STATED EXERCISE: Find the string "make" in the data, then copy every line where it is found.
===== INPUT =====
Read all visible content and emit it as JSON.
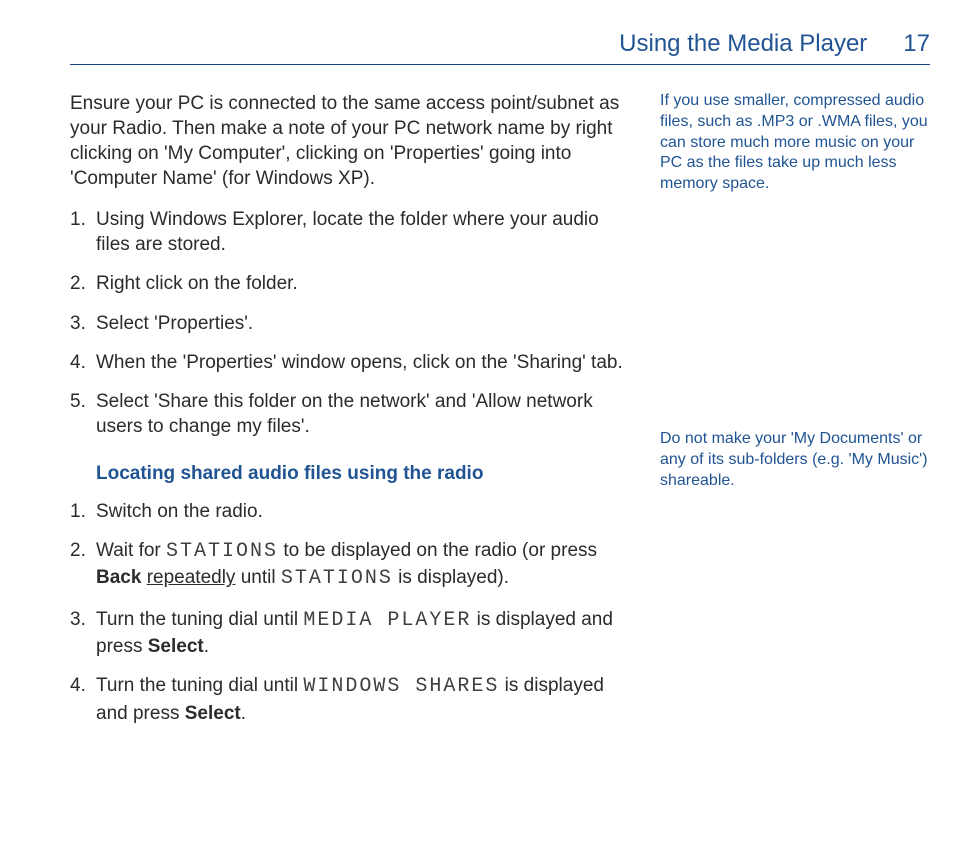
{
  "header": {
    "title": "Using the Media Player",
    "pageno": "17"
  },
  "intro": "Ensure your PC is connected to the same access point/subnet as your Radio. Then make a note of your PC network name by right clicking on 'My Computer', clicking on 'Properties' going into 'Computer Name' (for Windows XP).",
  "steps1": {
    "n1": "1.",
    "t1": "Using Windows Explorer, locate the folder where your audio files are stored.",
    "n2": "2.",
    "t2": "Right click on the folder.",
    "n3": "3.",
    "t3": "Select 'Properties'.",
    "n4": "4.",
    "t4": "When the 'Properties' window opens, click on the 'Sharing' tab.",
    "n5": "5.",
    "t5": "Select 'Share this folder on the network' and 'Allow network users to change my files'."
  },
  "subhead": "Locating shared audio files using the radio",
  "steps2": {
    "n1": "1.",
    "t1": "Switch on the radio.",
    "n2": "2.",
    "t2a": "Wait for ",
    "lcd2a": "STATIONS",
    "t2b": " to be displayed on the radio (or press ",
    "bold2": "Back",
    "t2c": " ",
    "under2": "repeatedly",
    "t2d": " until ",
    "lcd2b": "STATIONS",
    "t2e": " is displayed).",
    "n3": "3.",
    "t3a": "Turn the tuning dial until ",
    "lcd3": "MEDIA PLAYER",
    "t3b": " is displayed and",
    "t3c": "press ",
    "bold3": "Select",
    "t3d": ".",
    "n4": "4.",
    "t4a": "Turn the tuning dial until ",
    "lcd4": "WINDOWS SHARES",
    "t4b": " is displayed and press ",
    "bold4": "Select",
    "t4c": "."
  },
  "side": {
    "note1": "If you use smaller, compressed audio files, such as .MP3 or .WMA files, you can store much more music on your PC as the files take up much less memory space.",
    "note2": "Do not make your 'My Documents' or any of its sub-folders (e.g. 'My Music') shareable."
  }
}
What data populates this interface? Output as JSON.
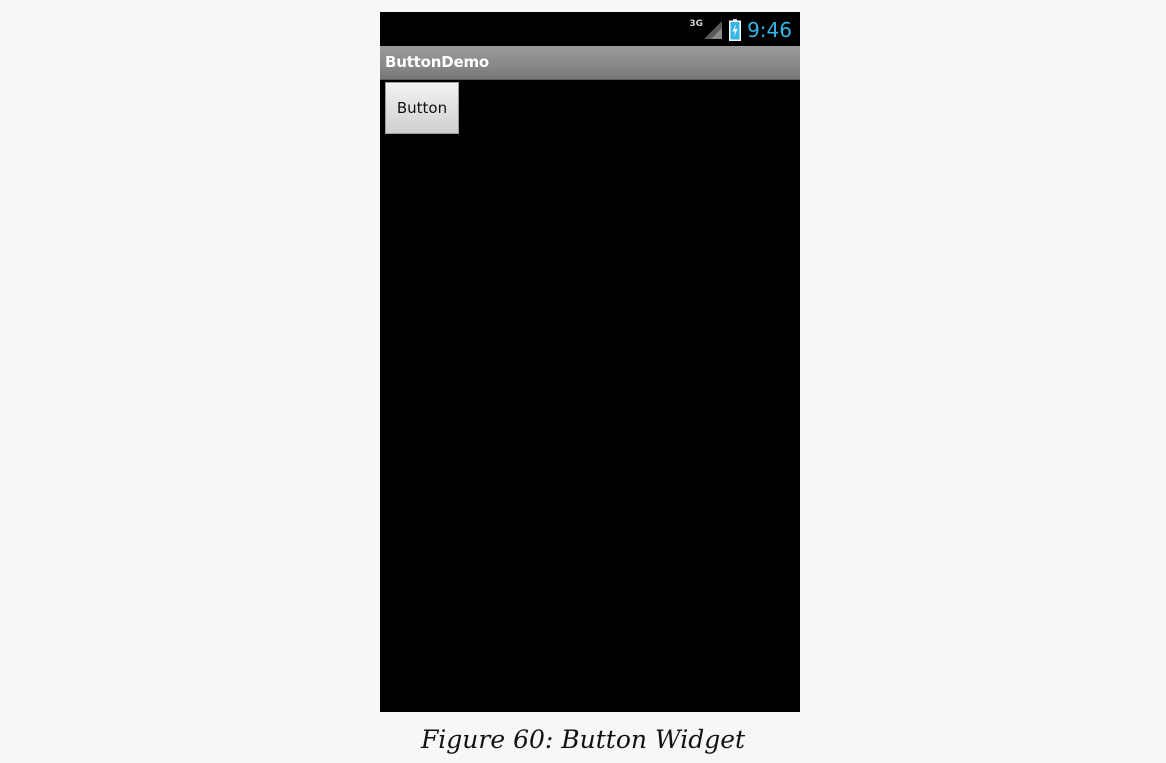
{
  "status_bar": {
    "network_type": "3G",
    "clock": "9:46",
    "signal_icon": "signal-icon",
    "battery_icon": "battery-charging-icon",
    "accent_color": "#33b5e5"
  },
  "app": {
    "title": "ButtonDemo"
  },
  "content": {
    "button_label": "Button"
  },
  "caption": "Figure 60: Button Widget"
}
=====
EXERCISE ANSWER:
  "intro": "Ensure your PC is connected to the same access point/subnet as your Radio. Then make a note of your PC network name by right clicking on 'My Computer', clicking on 'Properties' going into 'Computer Name' (for Windows XP).",
    "note2": "Do not make your 'My Documents' or any of its sub-folders (e.g. 'My Music') shareable."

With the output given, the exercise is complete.